Begin
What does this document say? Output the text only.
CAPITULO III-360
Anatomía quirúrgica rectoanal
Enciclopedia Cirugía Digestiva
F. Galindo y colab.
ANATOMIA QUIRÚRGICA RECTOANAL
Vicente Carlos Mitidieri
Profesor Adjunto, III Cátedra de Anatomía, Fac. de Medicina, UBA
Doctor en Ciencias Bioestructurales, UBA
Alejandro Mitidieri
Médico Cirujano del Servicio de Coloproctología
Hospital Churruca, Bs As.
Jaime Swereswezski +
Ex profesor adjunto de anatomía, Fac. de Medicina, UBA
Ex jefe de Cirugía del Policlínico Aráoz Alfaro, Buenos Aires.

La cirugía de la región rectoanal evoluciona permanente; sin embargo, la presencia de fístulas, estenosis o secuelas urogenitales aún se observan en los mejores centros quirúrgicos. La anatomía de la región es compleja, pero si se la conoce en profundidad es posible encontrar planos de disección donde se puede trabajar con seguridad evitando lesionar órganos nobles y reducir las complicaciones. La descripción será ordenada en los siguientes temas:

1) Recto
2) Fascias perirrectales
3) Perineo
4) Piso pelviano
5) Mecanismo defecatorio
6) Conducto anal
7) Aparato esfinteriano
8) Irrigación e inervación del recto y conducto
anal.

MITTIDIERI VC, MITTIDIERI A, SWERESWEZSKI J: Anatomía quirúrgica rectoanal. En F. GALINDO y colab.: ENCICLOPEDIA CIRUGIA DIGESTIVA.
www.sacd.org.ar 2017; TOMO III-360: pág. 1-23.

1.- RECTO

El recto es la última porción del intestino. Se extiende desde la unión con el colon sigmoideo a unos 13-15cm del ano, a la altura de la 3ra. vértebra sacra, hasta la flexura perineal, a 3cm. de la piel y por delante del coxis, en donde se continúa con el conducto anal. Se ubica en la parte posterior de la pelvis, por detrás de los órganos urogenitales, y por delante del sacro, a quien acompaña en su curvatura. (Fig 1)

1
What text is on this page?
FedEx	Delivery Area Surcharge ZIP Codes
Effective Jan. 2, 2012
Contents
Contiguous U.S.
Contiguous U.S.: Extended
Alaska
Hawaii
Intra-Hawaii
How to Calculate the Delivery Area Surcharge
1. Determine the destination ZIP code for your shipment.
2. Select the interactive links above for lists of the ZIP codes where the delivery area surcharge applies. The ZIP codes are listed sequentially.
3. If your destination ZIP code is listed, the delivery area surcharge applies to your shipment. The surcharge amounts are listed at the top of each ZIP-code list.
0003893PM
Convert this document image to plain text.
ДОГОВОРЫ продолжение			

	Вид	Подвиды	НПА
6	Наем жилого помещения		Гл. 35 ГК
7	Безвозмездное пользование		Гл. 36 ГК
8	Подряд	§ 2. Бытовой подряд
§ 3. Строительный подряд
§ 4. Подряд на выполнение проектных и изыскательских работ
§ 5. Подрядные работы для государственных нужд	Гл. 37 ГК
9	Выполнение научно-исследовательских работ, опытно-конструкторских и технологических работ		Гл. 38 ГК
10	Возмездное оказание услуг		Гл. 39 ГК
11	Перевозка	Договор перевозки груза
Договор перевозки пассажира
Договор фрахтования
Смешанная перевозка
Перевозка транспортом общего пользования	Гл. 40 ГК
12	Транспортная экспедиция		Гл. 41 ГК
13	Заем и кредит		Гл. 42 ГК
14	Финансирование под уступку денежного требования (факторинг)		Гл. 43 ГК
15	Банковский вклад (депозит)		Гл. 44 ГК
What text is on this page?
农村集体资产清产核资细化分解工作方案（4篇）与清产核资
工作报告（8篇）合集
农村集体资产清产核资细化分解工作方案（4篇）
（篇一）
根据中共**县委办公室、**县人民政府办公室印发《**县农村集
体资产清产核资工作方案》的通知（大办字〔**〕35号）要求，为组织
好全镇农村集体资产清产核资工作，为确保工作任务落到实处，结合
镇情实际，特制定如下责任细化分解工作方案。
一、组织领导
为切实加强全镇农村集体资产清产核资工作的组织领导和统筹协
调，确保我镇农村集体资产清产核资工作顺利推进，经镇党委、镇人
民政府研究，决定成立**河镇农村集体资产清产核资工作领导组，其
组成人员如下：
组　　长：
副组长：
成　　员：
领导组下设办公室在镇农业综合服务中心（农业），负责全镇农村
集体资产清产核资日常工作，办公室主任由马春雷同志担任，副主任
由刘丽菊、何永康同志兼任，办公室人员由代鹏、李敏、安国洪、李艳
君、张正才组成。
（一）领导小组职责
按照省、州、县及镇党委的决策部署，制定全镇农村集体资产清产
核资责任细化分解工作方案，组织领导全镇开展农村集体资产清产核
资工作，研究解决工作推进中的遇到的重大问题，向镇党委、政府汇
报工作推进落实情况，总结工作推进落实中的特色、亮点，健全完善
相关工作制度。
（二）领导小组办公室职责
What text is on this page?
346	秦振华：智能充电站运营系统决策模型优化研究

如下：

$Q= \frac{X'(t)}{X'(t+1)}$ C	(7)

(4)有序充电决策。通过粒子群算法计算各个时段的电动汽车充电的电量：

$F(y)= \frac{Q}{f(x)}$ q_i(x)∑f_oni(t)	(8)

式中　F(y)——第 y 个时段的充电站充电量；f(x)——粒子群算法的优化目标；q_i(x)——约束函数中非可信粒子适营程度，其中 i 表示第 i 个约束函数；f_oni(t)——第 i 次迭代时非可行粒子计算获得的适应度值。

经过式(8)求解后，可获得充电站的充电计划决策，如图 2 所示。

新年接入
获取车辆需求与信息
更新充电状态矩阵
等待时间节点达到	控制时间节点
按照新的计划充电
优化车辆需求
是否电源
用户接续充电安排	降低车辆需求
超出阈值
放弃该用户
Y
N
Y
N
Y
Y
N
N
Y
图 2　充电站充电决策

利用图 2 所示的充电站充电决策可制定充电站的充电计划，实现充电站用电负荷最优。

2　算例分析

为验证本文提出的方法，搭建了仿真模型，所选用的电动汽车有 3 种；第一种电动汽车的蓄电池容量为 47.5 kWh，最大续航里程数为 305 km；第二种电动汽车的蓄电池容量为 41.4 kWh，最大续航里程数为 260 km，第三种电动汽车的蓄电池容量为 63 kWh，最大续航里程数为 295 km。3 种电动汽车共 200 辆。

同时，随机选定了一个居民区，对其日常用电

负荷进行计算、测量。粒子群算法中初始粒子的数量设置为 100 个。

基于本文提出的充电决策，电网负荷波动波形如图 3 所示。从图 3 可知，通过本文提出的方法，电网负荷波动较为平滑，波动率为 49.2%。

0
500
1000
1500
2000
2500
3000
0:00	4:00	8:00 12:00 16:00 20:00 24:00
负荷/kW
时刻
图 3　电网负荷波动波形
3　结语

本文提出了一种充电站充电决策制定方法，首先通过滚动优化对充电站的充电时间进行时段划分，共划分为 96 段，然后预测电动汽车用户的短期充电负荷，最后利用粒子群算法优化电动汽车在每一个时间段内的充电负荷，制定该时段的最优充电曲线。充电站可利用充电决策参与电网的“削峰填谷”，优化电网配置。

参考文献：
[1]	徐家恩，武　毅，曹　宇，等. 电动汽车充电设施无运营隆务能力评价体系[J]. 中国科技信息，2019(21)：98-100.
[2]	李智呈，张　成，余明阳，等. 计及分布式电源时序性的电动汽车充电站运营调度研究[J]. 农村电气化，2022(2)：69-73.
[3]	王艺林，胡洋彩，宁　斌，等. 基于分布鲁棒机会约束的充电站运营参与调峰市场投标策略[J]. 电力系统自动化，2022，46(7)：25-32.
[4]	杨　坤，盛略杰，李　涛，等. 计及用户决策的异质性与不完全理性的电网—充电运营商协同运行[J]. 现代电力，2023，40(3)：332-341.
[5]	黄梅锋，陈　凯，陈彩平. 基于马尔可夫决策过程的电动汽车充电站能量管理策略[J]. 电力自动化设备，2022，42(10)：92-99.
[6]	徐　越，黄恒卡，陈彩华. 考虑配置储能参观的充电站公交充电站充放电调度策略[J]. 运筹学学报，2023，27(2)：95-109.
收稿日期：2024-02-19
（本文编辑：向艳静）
End
Identify the lines in the records above that contain the word "Medicina", then state how many there are and nothing more.

_TASK SOLUTION_. 2